**Given request:** From the listing below, extract each line containing the string "roots".

───── Provided material

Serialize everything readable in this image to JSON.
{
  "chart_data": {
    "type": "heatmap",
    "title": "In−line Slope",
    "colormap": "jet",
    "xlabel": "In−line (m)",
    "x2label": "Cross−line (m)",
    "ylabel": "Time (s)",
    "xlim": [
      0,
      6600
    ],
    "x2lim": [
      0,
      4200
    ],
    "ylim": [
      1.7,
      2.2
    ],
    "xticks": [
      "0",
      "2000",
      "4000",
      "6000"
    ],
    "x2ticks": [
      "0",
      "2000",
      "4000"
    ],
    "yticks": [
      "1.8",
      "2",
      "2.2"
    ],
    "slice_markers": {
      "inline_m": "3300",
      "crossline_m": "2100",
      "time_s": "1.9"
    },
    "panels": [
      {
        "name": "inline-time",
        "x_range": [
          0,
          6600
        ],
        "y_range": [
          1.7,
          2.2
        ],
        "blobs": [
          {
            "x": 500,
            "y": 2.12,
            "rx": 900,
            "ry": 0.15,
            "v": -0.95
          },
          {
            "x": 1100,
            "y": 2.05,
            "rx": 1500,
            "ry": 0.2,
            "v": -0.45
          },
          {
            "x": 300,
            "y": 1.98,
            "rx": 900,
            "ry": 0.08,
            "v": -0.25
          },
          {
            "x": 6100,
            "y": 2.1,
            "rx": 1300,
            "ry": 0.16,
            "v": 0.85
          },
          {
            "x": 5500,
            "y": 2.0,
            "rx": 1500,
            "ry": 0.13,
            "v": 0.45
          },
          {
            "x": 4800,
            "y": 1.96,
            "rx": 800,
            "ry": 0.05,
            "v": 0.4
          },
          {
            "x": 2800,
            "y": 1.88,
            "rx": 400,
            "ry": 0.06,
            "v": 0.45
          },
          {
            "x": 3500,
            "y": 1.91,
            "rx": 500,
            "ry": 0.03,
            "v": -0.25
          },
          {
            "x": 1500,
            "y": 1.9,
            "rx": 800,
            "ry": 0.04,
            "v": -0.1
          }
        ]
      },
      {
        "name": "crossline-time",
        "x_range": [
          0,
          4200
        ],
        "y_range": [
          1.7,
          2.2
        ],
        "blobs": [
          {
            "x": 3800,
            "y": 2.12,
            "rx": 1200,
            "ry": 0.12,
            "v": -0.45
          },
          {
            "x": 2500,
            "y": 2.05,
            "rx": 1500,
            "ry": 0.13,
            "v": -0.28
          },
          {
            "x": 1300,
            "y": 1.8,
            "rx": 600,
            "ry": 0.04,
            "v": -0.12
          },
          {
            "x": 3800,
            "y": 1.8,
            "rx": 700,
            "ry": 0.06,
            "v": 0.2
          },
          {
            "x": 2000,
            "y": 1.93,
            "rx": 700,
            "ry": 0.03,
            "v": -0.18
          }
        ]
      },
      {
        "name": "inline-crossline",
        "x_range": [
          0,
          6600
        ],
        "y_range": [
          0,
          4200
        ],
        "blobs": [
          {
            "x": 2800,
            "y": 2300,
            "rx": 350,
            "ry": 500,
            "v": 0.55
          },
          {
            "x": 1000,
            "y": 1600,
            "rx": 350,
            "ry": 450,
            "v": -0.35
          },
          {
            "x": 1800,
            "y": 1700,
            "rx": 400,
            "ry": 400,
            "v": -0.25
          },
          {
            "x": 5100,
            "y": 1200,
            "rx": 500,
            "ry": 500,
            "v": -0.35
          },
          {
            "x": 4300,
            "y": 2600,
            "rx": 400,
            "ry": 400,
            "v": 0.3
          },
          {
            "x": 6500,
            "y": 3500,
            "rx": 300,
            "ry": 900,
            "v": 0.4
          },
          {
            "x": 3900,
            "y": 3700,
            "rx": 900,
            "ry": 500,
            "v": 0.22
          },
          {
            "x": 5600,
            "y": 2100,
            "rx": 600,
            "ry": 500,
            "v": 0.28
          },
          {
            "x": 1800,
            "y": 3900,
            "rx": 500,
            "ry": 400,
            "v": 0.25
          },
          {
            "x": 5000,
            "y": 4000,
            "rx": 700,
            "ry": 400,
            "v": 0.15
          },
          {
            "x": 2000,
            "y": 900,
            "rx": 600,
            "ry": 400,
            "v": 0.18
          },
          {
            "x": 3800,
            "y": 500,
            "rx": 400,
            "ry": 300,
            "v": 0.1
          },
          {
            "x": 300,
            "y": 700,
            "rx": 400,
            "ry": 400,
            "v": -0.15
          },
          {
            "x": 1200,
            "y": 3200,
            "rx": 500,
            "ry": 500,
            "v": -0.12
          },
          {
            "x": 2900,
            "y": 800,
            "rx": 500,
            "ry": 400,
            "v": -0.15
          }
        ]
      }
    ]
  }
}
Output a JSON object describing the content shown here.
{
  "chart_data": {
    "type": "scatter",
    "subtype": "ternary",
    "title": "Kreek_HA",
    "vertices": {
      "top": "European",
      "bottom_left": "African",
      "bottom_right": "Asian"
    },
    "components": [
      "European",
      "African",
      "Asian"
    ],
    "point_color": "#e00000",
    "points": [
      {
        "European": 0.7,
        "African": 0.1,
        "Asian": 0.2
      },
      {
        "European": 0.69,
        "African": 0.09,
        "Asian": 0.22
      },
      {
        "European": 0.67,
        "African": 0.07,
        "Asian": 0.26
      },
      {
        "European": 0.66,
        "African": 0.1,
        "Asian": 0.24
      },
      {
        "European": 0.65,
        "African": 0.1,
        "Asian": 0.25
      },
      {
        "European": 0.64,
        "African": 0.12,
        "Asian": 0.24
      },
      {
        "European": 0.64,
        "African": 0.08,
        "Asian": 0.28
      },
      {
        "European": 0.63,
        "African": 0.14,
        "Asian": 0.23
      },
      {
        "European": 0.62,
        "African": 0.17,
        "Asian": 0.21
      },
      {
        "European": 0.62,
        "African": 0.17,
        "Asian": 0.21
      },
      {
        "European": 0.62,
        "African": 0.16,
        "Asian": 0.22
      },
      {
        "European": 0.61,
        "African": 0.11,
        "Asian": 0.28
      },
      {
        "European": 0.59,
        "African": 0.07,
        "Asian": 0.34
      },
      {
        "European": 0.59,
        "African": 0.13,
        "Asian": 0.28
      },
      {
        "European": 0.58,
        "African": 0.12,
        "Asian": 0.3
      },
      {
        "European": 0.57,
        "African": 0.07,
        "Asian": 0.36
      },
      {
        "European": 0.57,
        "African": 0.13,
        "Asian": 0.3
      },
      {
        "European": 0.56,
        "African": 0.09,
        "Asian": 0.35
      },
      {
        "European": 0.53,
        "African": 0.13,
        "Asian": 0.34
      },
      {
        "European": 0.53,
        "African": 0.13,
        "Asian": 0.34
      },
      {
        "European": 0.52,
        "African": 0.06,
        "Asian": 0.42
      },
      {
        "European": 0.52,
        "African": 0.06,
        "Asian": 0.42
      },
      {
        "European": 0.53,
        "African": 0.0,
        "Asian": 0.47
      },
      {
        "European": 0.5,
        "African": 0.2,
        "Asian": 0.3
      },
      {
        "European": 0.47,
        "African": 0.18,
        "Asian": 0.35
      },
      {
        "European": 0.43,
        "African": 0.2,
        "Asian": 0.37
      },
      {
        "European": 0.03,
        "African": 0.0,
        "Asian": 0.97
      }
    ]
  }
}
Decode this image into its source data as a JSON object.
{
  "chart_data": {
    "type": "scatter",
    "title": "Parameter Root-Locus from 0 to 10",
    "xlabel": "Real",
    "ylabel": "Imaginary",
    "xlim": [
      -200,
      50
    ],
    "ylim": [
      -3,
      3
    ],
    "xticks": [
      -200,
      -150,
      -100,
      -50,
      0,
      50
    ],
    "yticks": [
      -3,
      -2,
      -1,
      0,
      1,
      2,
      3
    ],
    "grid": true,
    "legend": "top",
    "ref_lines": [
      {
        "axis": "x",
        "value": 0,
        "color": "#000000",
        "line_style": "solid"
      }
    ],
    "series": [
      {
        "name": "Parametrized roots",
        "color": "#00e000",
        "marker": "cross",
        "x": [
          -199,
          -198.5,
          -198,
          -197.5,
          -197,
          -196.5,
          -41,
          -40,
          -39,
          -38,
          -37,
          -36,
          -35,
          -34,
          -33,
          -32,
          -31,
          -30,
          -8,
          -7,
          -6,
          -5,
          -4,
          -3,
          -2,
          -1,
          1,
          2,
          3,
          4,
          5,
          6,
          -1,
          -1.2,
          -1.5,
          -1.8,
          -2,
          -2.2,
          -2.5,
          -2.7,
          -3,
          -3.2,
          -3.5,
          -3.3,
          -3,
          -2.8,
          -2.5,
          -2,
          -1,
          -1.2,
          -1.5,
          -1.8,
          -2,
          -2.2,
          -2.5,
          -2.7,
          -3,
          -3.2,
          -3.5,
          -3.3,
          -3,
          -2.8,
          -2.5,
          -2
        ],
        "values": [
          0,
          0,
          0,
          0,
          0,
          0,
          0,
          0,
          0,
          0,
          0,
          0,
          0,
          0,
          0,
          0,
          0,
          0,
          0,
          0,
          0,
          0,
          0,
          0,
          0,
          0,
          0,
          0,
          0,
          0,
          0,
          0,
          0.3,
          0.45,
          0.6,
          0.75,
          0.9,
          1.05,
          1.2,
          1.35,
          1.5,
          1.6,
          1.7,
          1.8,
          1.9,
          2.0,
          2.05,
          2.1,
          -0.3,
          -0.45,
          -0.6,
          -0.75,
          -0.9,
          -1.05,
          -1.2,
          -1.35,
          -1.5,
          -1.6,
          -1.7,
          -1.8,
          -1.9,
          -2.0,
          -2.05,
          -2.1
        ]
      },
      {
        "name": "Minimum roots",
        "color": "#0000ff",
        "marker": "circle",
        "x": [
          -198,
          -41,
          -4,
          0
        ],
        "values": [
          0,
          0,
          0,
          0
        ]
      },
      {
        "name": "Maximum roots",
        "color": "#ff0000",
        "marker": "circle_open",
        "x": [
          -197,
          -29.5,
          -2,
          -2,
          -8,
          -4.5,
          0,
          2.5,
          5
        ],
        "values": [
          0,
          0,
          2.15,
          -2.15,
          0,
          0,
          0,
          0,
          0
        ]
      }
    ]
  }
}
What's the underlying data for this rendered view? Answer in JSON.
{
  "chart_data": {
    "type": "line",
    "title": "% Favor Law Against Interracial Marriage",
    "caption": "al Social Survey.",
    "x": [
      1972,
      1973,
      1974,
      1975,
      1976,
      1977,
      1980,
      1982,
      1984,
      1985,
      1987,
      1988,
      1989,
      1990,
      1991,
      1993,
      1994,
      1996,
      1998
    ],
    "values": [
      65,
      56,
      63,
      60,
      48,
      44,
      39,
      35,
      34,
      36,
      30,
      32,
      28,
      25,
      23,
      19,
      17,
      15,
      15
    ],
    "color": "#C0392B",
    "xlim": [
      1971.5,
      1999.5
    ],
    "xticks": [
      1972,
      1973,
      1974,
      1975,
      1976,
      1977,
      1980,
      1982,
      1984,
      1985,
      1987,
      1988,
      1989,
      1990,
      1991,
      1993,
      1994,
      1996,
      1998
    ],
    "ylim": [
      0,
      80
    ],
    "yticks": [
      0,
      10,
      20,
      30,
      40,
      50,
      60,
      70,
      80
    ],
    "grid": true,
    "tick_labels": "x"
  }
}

──────────

**Reply to the exercise:**
        "name": "Parametrized roots",
        "name": "Minimum roots",
        "name": "Maximum roots",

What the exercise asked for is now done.